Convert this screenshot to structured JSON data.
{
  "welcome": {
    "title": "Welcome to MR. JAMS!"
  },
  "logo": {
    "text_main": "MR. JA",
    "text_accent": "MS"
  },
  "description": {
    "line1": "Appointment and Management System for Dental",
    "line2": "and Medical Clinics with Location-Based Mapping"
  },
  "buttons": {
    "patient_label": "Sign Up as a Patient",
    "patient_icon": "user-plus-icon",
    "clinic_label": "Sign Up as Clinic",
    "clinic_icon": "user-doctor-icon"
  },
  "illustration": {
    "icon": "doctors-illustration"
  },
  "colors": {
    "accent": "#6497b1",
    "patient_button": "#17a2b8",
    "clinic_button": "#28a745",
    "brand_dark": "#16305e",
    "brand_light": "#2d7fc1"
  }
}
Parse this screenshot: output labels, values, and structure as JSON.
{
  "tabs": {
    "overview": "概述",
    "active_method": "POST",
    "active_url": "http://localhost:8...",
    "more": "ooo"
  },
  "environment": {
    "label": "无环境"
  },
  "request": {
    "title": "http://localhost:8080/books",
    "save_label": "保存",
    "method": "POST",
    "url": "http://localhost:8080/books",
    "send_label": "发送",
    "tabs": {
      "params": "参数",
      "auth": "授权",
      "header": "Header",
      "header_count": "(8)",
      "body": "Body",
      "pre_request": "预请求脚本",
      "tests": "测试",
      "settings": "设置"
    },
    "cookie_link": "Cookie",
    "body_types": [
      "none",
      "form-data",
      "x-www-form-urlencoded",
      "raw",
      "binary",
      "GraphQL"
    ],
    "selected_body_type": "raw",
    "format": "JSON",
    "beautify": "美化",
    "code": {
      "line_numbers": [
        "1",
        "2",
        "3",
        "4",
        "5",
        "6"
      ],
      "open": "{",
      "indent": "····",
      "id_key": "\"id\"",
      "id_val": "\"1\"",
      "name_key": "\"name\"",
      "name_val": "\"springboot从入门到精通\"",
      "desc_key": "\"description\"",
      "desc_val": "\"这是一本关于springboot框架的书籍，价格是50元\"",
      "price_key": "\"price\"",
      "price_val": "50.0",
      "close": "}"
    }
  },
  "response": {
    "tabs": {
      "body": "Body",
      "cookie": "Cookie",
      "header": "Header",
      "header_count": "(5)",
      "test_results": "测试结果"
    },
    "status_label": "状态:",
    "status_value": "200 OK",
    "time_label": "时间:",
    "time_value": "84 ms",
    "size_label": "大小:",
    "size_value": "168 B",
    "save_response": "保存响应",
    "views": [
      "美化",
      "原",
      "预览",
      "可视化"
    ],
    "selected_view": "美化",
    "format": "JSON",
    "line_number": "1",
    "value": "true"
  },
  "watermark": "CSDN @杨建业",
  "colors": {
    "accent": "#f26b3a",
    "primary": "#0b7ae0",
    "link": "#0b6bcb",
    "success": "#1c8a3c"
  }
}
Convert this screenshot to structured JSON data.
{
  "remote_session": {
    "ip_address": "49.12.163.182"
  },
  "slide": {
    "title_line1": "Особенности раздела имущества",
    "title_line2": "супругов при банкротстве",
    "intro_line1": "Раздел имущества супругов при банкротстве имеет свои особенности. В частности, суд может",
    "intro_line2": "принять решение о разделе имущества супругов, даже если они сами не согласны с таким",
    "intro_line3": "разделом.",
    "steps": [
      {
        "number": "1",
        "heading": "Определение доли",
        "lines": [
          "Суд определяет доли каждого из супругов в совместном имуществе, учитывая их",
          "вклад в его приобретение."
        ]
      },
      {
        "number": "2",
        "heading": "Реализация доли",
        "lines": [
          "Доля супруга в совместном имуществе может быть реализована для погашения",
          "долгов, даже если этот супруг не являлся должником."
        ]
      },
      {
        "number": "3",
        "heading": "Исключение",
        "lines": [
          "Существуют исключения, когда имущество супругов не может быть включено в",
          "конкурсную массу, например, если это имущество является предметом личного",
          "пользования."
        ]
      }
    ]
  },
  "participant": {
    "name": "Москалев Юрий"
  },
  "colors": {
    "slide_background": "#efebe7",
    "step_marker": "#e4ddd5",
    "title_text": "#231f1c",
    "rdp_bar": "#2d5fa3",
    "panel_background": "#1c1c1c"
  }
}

● Instruction:
Recopy the entries above exactly, with every line included.

● Task answer:
Convert this screenshot to structured JSON data.
{
  "welcome": {
    "title": "Welcome to MR. JAMS!"
  },
  "logo": {
    "text_main": "MR. JA",
    "text_accent": "MS"
  },
  "description": {
    "line1": "Appointment and Management System for Dental",
    "line2": "and Medical Clinics with Location-Based Mapping"
  },
  "buttons": {
    "patient_label": "Sign Up as a Patient",
    "patient_icon": "user-plus-icon",
    "clinic_label": "Sign Up as Clinic",
    "clinic_icon": "user-doctor-icon"
  },
  "illustration": {
    "icon": "doctors-illustration"
  },
  "colors": {
    "accent": "#6497b1",
    "patient_button": "#17a2b8",
    "clinic_button": "#28a745",
    "brand_dark": "#16305e",
    "brand_light": "#2d7fc1"
  }
}
Parse this screenshot: output labels, values, and structure as JSON.
{
  "tabs": {
    "overview": "概述",
    "active_method": "POST",
    "active_url": "http://localhost:8...",
    "more": "ooo"
  },
  "environment": {
    "label": "无环境"
  },
  "request": {
    "title": "http://localhost:8080/books",
    "save_label": "保存",
    "method": "POST",
    "url": "http://localhost:8080/books",
    "send_label": "发送",
    "tabs": {
      "params": "参数",
      "auth": "授权",
      "header": "Header",
      "header_count": "(8)",
      "body": "Body",
      "pre_request": "预请求脚本",
      "tests": "测试",
      "settings": "设置"
    },
    "cookie_link": "Cookie",
    "body_types": [
      "none",
      "form-data",
      "x-www-form-urlencoded",
      "raw",
      "binary",
      "GraphQL"
    ],
    "selected_body_type": "raw",
    "format": "JSON",
    "beautify": "美化",
    "code": {
      "line_numbers": [
        "1",
        "2",
        "3",
        "4",
        "5",
        "6"
      ],
      "open": "{",
      "indent": "····",
      "id_key": "\"id\"",
      "id_val": "\"1\"",
      "name_key": "\"name\"",
      "name_val": "\"springboot从入门到精通\"",
      "desc_key": "\"description\"",
      "desc_val": "\"这是一本关于springboot框架的书籍，价格是50元\"",
      "price_key": "\"price\"",
      "price_val": "50.0",
      "close": "}"
    }
  },
  "response": {
    "tabs": {
      "body": "Body",
      "cookie": "Cookie",
      "header": "Header",
      "header_count": "(5)",
      "test_results": "测试结果"
    },
    "status_label": "状态:",
    "status_value": "200 OK",
    "time_label": "时间:",
    "time_value": "84 ms",
    "size_label": "大小:",
    "size_value": "168 B",
    "save_response": "保存响应",
    "views": [
      "美化",
      "原",
      "预览",
      "可视化"
    ],
    "selected_view": "美化",
    "format": "JSON",
    "line_number": "1",
    "value": "true"
  },
  "watermark": "CSDN @杨建业",
  "colors": {
    "accent": "#f26b3a",
    "primary": "#0b7ae0",
    "link": "#0b6bcb",
    "success": "#1c8a3c"
  }
}
Convert this screenshot to structured JSON data.
{
  "remote_session": {
    "ip_address": "49.12.163.182"
  },
  "slide": {
    "title_line1": "Особенности раздела имущества",
    "title_line2": "супругов при банкротстве",
    "intro_line1": "Раздел имущества супругов при банкротстве имеет свои особенности. В частности, суд может",
    "intro_line2": "принять решение о разделе имущества супругов, даже если они сами не согласны с таким",
    "intro_line3": "разделом.",
    "steps": [
      {
        "number": "1",
        "heading": "Определение доли",
        "lines": [
          "Суд определяет доли каждого из супругов в совместном имуществе, учитывая их",
          "вклад в его приобретение."
        ]
      },
      {
        "number": "2",
        "heading": "Реализация доли",
        "lines": [
          "Доля супруга в совместном имуществе может быть реализована для погашения",
          "долгов, даже если этот супруг не являлся должником."
        ]
      },
      {
        "number": "3",
        "heading": "Исключение",
        "lines": [
          "Существуют исключения, когда имущество супругов не может быть включено в",
          "конкурсную массу, например, если это имущество является предметом личного",
          "пользования."
        ]
      }
    ]
  },
  "participant": {
    "name": "Москалев Юрий"
  },
  "colors": {
    "slide_background": "#efebe7",
    "step_marker": "#e4ddd5",
    "title_text": "#231f1c",
    "rdp_bar": "#2d5fa3",
    "panel_background": "#1c1c1c"
  }
}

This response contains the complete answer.